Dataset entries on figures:
-.-.-
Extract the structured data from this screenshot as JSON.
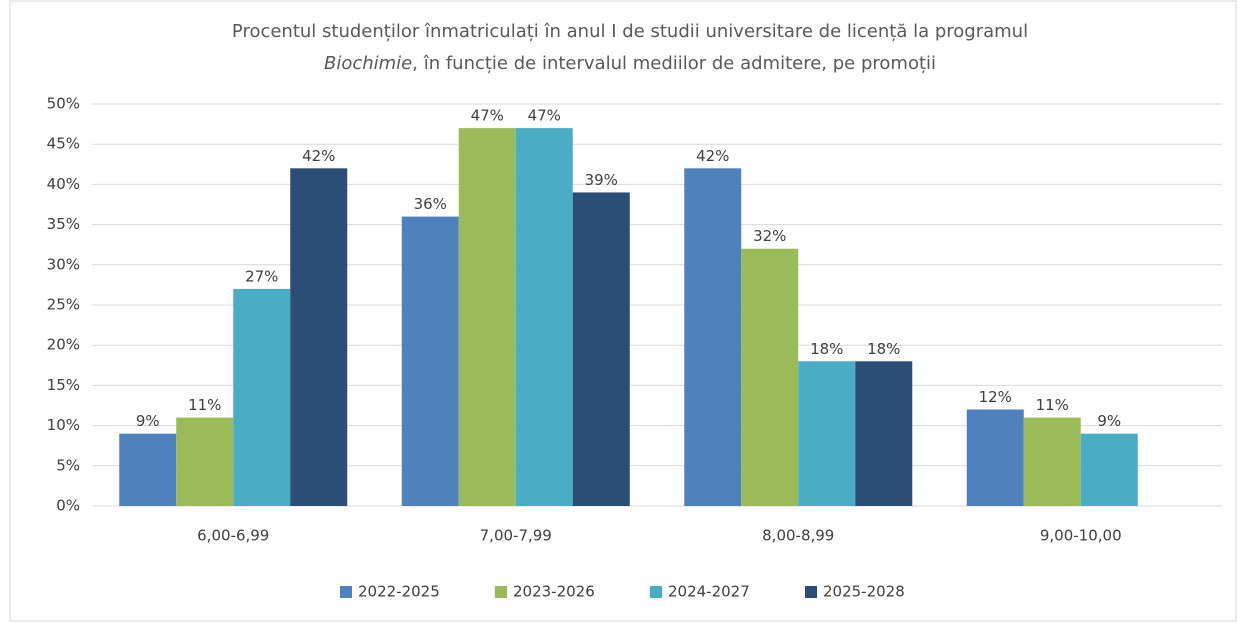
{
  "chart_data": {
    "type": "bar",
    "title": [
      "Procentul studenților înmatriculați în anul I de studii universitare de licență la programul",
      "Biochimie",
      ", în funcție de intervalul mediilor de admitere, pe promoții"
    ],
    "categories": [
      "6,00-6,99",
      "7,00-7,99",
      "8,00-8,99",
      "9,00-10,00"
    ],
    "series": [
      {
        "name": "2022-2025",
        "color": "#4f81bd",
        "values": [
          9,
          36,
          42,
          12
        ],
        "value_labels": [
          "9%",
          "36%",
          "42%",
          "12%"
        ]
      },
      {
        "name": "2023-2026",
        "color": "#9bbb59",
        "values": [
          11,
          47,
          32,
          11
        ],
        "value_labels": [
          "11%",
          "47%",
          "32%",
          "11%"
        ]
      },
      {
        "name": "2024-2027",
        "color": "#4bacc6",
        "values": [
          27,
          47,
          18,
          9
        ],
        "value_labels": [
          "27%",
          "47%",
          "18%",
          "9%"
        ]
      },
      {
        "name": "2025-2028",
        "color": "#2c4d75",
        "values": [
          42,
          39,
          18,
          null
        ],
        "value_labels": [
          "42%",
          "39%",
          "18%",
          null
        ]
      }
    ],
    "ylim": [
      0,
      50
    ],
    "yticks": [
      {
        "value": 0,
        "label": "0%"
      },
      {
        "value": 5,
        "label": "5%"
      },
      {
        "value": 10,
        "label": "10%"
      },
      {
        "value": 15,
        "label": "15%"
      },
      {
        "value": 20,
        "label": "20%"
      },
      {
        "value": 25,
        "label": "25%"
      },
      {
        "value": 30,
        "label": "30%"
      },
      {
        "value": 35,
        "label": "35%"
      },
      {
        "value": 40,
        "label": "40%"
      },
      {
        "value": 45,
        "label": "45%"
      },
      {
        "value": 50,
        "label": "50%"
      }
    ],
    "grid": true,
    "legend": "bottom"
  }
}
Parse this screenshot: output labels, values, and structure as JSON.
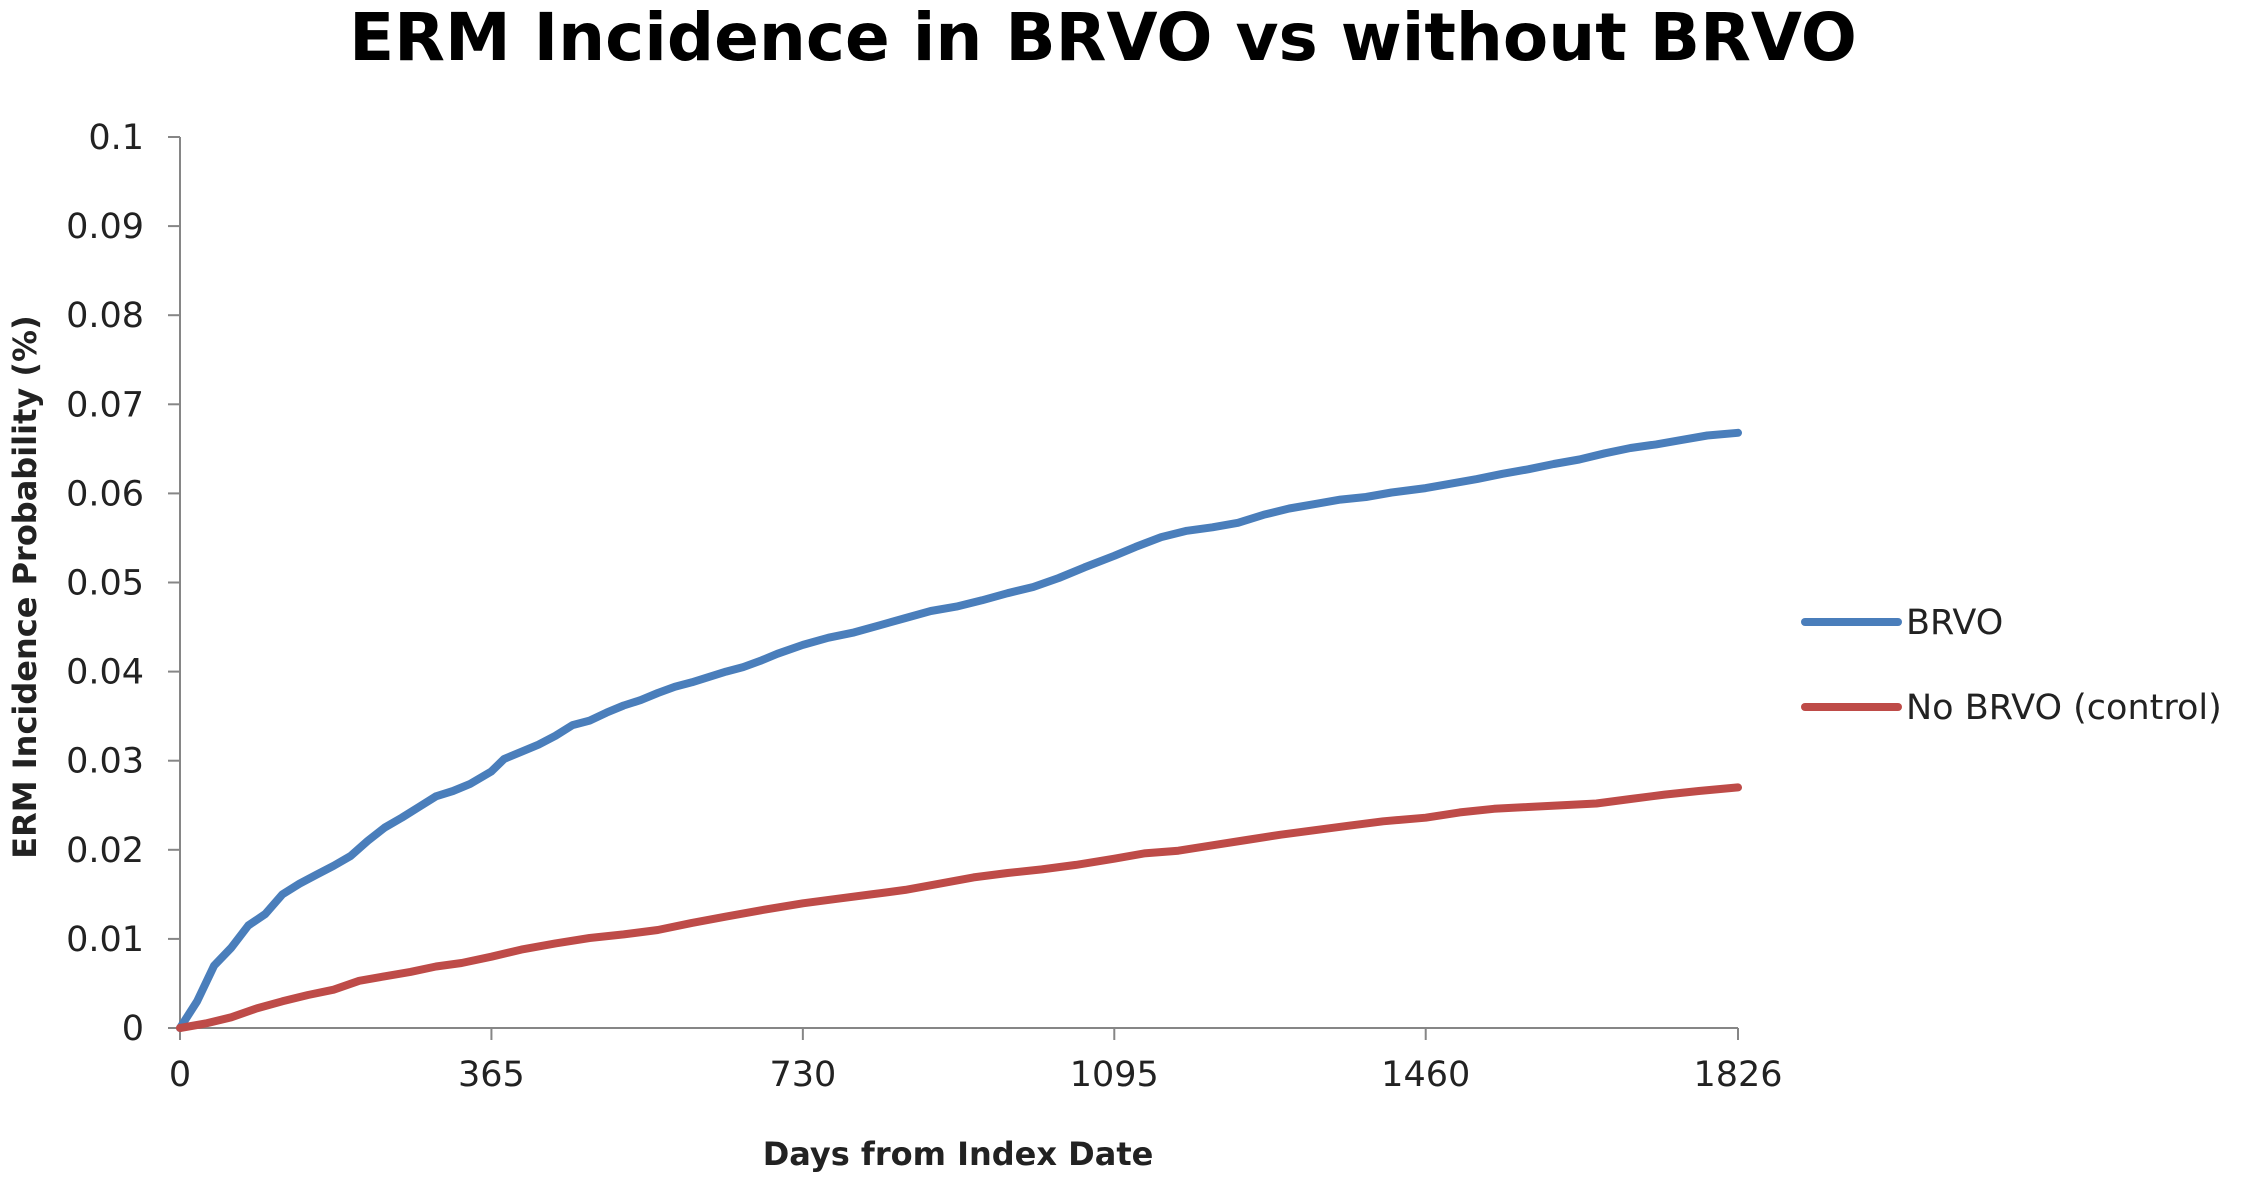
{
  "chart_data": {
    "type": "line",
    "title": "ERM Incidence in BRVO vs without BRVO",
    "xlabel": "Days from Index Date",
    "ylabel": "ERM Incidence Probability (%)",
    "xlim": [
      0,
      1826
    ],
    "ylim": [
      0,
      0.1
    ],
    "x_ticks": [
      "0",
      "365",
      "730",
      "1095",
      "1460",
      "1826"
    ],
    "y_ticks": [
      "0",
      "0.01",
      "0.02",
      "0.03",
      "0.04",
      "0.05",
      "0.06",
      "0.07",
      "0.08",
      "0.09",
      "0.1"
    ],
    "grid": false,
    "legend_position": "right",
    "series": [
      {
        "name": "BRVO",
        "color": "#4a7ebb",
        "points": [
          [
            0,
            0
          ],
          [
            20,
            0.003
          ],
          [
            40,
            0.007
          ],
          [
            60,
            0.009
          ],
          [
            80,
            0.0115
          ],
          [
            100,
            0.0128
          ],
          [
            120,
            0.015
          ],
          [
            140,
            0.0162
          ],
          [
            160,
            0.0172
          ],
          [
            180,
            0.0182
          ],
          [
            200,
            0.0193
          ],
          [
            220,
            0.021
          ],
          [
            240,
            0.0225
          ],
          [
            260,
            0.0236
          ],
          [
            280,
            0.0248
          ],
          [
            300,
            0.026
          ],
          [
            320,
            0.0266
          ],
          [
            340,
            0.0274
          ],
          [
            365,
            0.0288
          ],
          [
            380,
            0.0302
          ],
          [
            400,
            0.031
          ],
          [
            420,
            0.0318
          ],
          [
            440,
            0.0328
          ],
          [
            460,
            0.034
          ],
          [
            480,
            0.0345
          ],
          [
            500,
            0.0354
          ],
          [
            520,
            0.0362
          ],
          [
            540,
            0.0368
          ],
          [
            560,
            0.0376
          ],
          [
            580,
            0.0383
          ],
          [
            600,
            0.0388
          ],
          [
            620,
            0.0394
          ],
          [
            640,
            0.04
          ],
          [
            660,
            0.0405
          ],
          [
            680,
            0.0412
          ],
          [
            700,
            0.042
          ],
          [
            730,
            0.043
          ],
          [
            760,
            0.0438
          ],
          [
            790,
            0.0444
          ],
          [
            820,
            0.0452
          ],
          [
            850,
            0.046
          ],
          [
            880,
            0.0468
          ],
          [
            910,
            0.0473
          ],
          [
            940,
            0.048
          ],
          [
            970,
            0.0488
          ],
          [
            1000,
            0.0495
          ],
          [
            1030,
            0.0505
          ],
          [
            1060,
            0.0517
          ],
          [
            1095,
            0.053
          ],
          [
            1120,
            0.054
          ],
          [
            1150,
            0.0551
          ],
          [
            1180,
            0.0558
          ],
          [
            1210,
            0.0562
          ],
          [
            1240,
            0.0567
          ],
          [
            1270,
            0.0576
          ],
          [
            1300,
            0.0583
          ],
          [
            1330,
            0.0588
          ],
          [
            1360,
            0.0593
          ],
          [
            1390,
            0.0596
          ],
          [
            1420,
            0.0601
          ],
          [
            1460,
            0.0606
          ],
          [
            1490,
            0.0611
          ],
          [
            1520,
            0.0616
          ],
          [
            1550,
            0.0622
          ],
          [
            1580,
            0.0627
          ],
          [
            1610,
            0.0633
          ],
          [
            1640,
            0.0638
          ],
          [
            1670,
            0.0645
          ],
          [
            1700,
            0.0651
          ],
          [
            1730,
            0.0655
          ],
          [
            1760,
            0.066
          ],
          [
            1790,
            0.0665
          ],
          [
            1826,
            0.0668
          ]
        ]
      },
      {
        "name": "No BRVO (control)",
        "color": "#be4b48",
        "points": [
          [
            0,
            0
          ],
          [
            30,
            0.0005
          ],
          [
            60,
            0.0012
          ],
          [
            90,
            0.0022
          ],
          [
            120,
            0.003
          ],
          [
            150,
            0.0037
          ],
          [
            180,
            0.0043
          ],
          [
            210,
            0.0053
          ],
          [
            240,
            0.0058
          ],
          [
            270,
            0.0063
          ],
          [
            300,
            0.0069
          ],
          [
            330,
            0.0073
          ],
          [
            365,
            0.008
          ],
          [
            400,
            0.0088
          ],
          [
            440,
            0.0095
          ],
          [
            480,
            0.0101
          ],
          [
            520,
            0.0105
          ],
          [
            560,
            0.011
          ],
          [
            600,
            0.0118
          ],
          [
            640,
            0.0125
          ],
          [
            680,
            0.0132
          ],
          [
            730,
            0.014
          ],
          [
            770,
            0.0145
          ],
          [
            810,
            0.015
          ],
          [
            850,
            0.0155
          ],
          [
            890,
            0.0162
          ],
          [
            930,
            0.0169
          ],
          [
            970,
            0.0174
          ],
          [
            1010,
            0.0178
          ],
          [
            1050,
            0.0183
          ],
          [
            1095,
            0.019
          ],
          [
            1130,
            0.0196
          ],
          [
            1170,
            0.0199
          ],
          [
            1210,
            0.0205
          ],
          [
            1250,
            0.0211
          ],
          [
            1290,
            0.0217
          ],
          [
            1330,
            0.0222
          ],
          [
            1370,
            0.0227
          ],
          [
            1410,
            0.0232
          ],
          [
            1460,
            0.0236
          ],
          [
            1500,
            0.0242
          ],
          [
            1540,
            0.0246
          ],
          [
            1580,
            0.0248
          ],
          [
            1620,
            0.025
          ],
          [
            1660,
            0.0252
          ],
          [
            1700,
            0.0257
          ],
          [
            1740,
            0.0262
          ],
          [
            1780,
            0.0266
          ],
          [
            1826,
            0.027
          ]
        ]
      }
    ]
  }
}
-.-.-
• _Problem details_: Return the material exactly as given, apart from the pictures.

• _Answer for this exercise_:
Extract the structured data from this screenshot as JSON.
{
  "chart_data": {
    "type": "bar",
    "title": [
      "Procentul studenților înmatriculați în anul I de studii universitare de licență la programul",
      "Biochimie",
      ", în funcție de intervalul mediilor de admitere, pe promoții"
    ],
    "categories": [
      "6,00-6,99",
      "7,00-7,99",
      "8,00-8,99",
      "9,00-10,00"
    ],
    "series": [
      {
        "name": "2022-2025",
        "color": "#4f81bd",
        "values": [
          9,
          36,
          42,
          12
        ],
        "value_labels": [
          "9%",
          "36%",
          "42%",
          "12%"
        ]
      },
      {
        "name": "2023-2026",
        "color": "#9bbb59",
        "values": [
          11,
          47,
          32,
          11
        ],
        "value_labels": [
          "11%",
          "47%",
          "32%",
          "11%"
        ]
      },
      {
        "name": "2024-2027",
        "color": "#4bacc6",
        "values": [
          27,
          47,
          18,
          9
        ],
        "value_labels": [
          "27%",
          "47%",
          "18%",
          "9%"
        ]
      },
      {
        "name": "2025-2028",
        "color": "#2c4d75",
        "values": [
          42,
          39,
          18,
          null
        ],
        "value_labels": [
          "42%",
          "39%",
          "18%",
          null
        ]
      }
    ],
    "ylim": [
      0,
      50
    ],
    "yticks": [
      {
        "value": 0,
        "label": "0%"
      },
      {
        "value": 5,
        "label": "5%"
      },
      {
        "value": 10,
        "label": "10%"
      },
      {
        "value": 15,
        "label": "15%"
      },
      {
        "value": 20,
        "label": "20%"
      },
      {
        "value": 25,
        "label": "25%"
      },
      {
        "value": 30,
        "label": "30%"
      },
      {
        "value": 35,
        "label": "35%"
      },
      {
        "value": 40,
        "label": "40%"
      },
      {
        "value": 45,
        "label": "45%"
      },
      {
        "value": 50,
        "label": "50%"
      }
    ],
    "grid": true,
    "legend": "bottom"
  }
}
Parse this screenshot: output labels, values, and structure as JSON.
{
  "chart_data": {
    "type": "line",
    "title": "ERM Incidence in BRVO vs without BRVO",
    "xlabel": "Days from Index Date",
    "ylabel": "ERM Incidence Probability (%)",
    "xlim": [
      0,
      1826
    ],
    "ylim": [
      0,
      0.1
    ],
    "x_ticks": [
      "0",
      "365",
      "730",
      "1095",
      "1460",
      "1826"
    ],
    "y_ticks": [
      "0",
      "0.01",
      "0.02",
      "0.03",
      "0.04",
      "0.05",
      "0.06",
      "0.07",
      "0.08",
      "0.09",
      "0.1"
    ],
    "grid": false,
    "legend_position": "right",
    "series": [
      {
        "name": "BRVO",
        "color": "#4a7ebb",
        "points": [
          [
            0,
            0
          ],
          [
            20,
            0.003
          ],
          [
            40,
            0.007
          ],
          [
            60,
            0.009
          ],
          [
            80,
            0.0115
          ],
          [
            100,
            0.0128
          ],
          [
            120,
            0.015
          ],
          [
            140,
            0.0162
          ],
          [
            160,
            0.0172
          ],
          [
            180,
            0.0182
          ],
          [
            200,
            0.0193
          ],
          [
            220,
            0.021
          ],
          [
            240,
            0.0225
          ],
          [
            260,
            0.0236
          ],
          [
            280,
            0.0248
          ],
          [
            300,
            0.026
          ],
          [
            320,
            0.0266
          ],
          [
            340,
            0.0274
          ],
          [
            365,
            0.0288
          ],
          [
            380,
            0.0302
          ],
          [
            400,
            0.031
          ],
          [
            420,
            0.0318
          ],
          [
            440,
            0.0328
          ],
          [
            460,
            0.034
          ],
          [
            480,
            0.0345
          ],
          [
            500,
            0.0354
          ],
          [
            520,
            0.0362
          ],
          [
            540,
            0.0368
          ],
          [
            560,
            0.0376
          ],
          [
            580,
            0.0383
          ],
          [
            600,
            0.0388
          ],
          [
            620,
            0.0394
          ],
          [
            640,
            0.04
          ],
          [
            660,
            0.0405
          ],
          [
            680,
            0.0412
          ],
          [
            700,
            0.042
          ],
          [
            730,
            0.043
          ],
          [
            760,
            0.0438
          ],
          [
            790,
            0.0444
          ],
          [
            820,
            0.0452
          ],
          [
            850,
            0.046
          ],
          [
            880,
            0.0468
          ],
          [
            910,
            0.0473
          ],
          [
            940,
            0.048
          ],
          [
            970,
            0.0488
          ],
          [
            1000,
            0.0495
          ],
          [
            1030,
            0.0505
          ],
          [
            1060,
            0.0517
          ],
          [
            1095,
            0.053
          ],
          [
            1120,
            0.054
          ],
          [
            1150,
            0.0551
          ],
          [
            1180,
            0.0558
          ],
          [
            1210,
            0.0562
          ],
          [
            1240,
            0.0567
          ],
          [
            1270,
            0.0576
          ],
          [
            1300,
            0.0583
          ],
          [
            1330,
            0.0588
          ],
          [
            1360,
            0.0593
          ],
          [
            1390,
            0.0596
          ],
          [
            1420,
            0.0601
          ],
          [
            1460,
            0.0606
          ],
          [
            1490,
            0.0611
          ],
          [
            1520,
            0.0616
          ],
          [
            1550,
            0.0622
          ],
          [
            1580,
            0.0627
          ],
          [
            1610,
            0.0633
          ],
          [
            1640,
            0.0638
          ],
          [
            1670,
            0.0645
          ],
          [
            1700,
            0.0651
          ],
          [
            1730,
            0.0655
          ],
          [
            1760,
            0.066
          ],
          [
            1790,
            0.0665
          ],
          [
            1826,
            0.0668
          ]
        ]
      },
      {
        "name": "No BRVO (control)",
        "color": "#be4b48",
        "points": [
          [
            0,
            0
          ],
          [
            30,
            0.0005
          ],
          [
            60,
            0.0012
          ],
          [
            90,
            0.0022
          ],
          [
            120,
            0.003
          ],
          [
            150,
            0.0037
          ],
          [
            180,
            0.0043
          ],
          [
            210,
            0.0053
          ],
          [
            240,
            0.0058
          ],
          [
            270,
            0.0063
          ],
          [
            300,
            0.0069
          ],
          [
            330,
            0.0073
          ],
          [
            365,
            0.008
          ],
          [
            400,
            0.0088
          ],
          [
            440,
            0.0095
          ],
          [
            480,
            0.0101
          ],
          [
            520,
            0.0105
          ],
          [
            560,
            0.011
          ],
          [
            600,
            0.0118
          ],
          [
            640,
            0.0125
          ],
          [
            680,
            0.0132
          ],
          [
            730,
            0.014
          ],
          [
            770,
            0.0145
          ],
          [
            810,
            0.015
          ],
          [
            850,
            0.0155
          ],
          [
            890,
            0.0162
          ],
          [
            930,
            0.0169
          ],
          [
            970,
            0.0174
          ],
          [
            1010,
            0.0178
          ],
          [
            1050,
            0.0183
          ],
          [
            1095,
            0.019
          ],
          [
            1130,
            0.0196
          ],
          [
            1170,
            0.0199
          ],
          [
            1210,
            0.0205
          ],
          [
            1250,
            0.0211
          ],
          [
            1290,
            0.0217
          ],
          [
            1330,
            0.0222
          ],
          [
            1370,
            0.0227
          ],
          [
            1410,
            0.0232
          ],
          [
            1460,
            0.0236
          ],
          [
            1500,
            0.0242
          ],
          [
            1540,
            0.0246
          ],
          [
            1580,
            0.0248
          ],
          [
            1620,
            0.025
          ],
          [
            1660,
            0.0252
          ],
          [
            1700,
            0.0257
          ],
          [
            1740,
            0.0262
          ],
          [
            1780,
            0.0266
          ],
          [
            1826,
            0.027
          ]
        ]
      }
    ]
  }
}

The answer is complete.